STATED PROBLEM:
Within the material below, find each line bearing the word "περιοχή" and present it.

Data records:
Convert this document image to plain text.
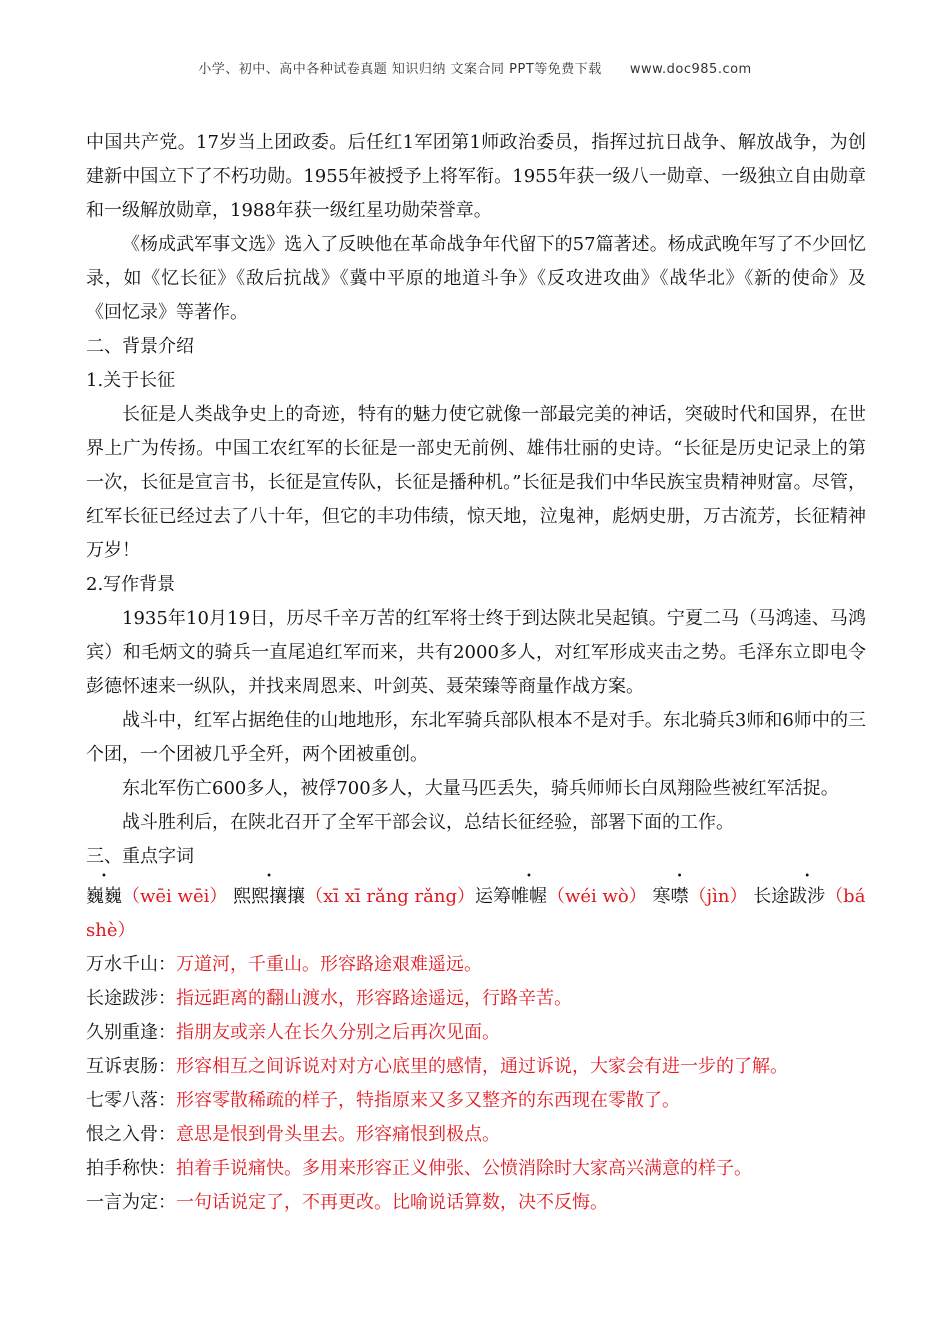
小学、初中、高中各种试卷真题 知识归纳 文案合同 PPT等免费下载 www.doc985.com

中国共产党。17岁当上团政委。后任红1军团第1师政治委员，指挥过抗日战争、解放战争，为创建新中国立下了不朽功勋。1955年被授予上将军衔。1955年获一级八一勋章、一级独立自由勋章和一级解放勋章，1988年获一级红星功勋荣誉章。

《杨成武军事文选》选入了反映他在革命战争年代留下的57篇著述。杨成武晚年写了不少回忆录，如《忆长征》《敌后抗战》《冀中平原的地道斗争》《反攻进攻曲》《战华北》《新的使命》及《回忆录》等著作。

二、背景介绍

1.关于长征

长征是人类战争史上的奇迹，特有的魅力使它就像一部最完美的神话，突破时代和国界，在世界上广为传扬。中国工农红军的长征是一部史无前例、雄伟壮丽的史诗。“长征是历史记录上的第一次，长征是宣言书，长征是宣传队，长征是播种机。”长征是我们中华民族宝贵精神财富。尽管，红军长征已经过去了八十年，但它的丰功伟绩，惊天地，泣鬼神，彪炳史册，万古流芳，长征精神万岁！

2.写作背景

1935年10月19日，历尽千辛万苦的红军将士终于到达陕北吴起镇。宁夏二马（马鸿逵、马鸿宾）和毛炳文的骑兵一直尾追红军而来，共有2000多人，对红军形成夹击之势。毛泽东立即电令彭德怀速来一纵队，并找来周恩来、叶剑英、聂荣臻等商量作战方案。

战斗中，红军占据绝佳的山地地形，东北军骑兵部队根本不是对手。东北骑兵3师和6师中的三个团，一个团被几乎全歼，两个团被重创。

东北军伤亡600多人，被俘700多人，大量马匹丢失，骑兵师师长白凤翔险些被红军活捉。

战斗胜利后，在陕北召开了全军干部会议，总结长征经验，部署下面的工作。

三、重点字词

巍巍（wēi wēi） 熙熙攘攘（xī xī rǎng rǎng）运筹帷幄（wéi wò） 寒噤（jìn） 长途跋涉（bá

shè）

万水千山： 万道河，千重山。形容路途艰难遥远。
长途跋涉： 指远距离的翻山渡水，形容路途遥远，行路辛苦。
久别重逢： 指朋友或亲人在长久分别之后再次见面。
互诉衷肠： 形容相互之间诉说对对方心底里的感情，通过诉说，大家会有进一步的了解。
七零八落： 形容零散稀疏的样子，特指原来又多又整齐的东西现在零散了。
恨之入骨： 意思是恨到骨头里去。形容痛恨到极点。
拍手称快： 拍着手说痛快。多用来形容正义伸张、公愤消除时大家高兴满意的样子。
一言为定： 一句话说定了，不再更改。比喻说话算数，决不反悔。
---
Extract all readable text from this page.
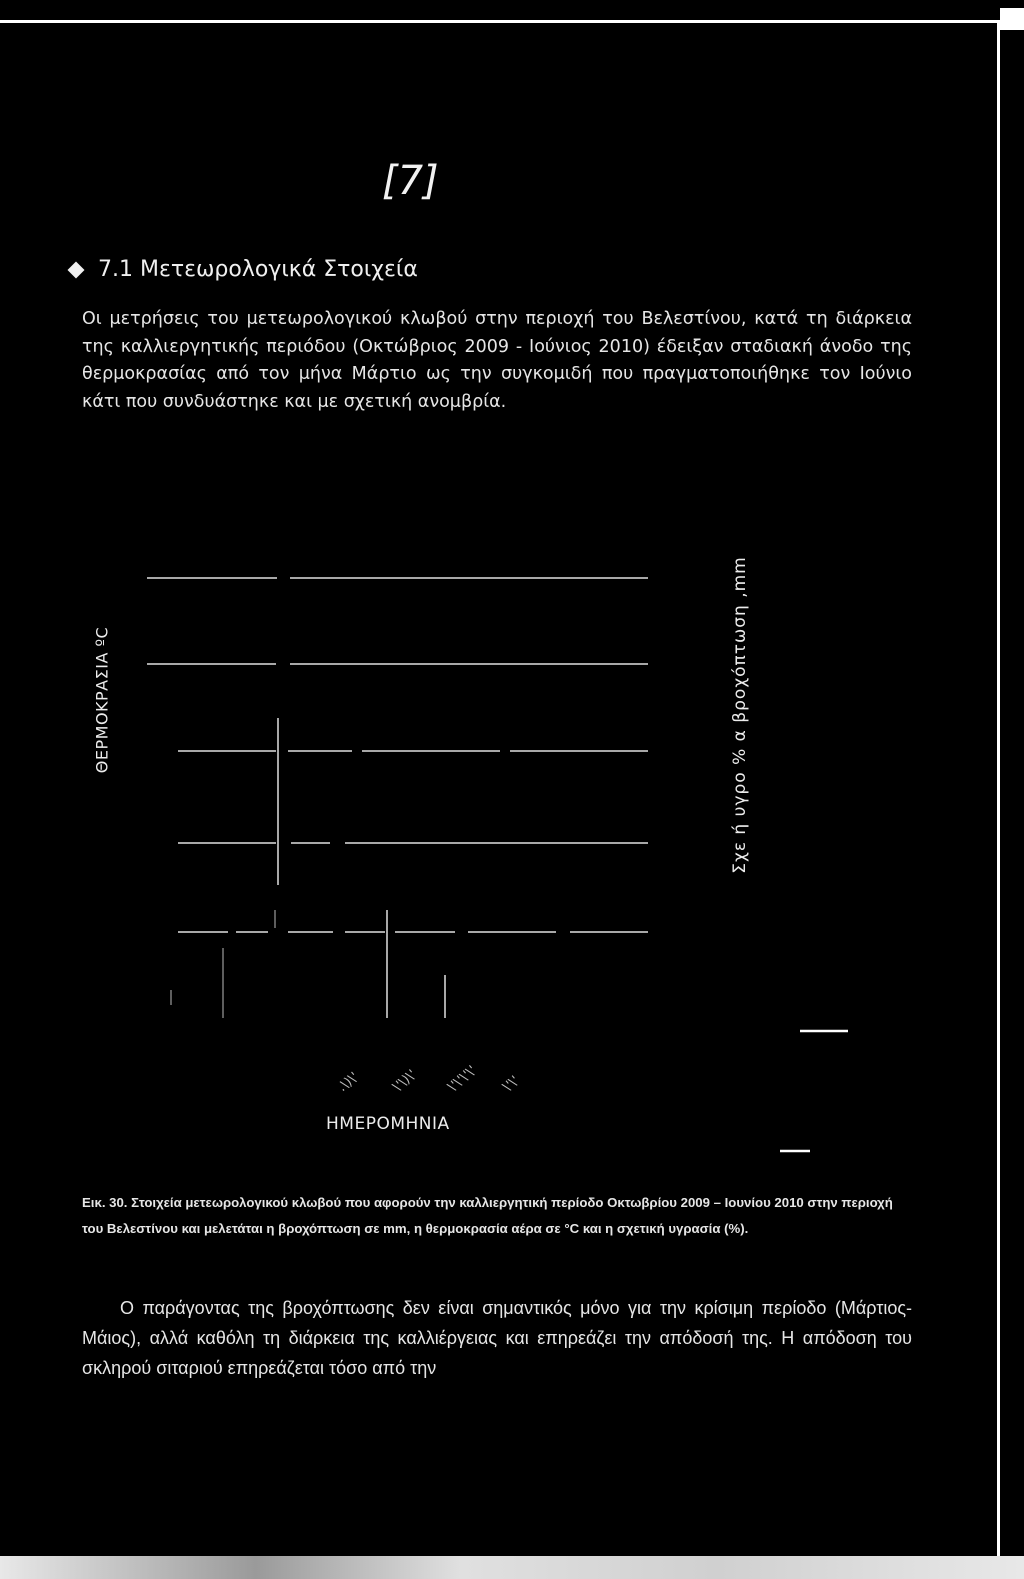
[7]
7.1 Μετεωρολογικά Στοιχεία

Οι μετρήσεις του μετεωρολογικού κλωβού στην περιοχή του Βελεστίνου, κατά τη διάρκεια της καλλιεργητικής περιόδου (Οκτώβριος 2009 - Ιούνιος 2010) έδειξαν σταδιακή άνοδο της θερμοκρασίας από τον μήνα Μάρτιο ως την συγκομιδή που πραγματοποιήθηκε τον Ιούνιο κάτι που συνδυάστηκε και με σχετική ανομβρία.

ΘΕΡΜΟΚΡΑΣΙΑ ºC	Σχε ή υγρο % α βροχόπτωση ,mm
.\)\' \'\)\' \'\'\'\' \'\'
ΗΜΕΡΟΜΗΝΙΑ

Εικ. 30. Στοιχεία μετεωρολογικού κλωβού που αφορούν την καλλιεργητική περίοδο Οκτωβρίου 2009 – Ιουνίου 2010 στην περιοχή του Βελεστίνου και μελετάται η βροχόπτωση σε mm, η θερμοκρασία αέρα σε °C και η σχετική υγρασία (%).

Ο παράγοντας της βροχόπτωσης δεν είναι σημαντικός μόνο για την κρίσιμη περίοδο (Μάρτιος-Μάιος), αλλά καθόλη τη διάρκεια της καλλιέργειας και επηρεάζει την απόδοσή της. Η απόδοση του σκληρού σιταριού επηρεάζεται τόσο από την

ANSWER TO THIS EXERCISE:
Οι μετρήσεις του μετεωρολογικού κλωβού στην περιοχή του Βελεστίνου, κατά τη διάρκεια της καλλιεργητικής περιόδου (Οκτώβριος 2009 - Ιούνιος 2010) έδειξαν σταδιακή άνοδο της θερμοκρασίας από τον μήνα Μάρτιο ως την συγκομιδή που πραγματοποιήθηκε τον Ιούνιο κάτι που συνδυάστηκε και με σχετική ανομβρία.
Εικ. 30. Στοιχεία μετεωρολογικού κλωβού που αφορούν την καλλιεργητική περίοδο Οκτωβρίου 2009 – Ιουνίου 2010 στην περιοχή του Βελεστίνου και μελετάται η βροχόπτωση σε mm, η θερμοκρασία αέρα σε °C και η σχετική υγρασία (%).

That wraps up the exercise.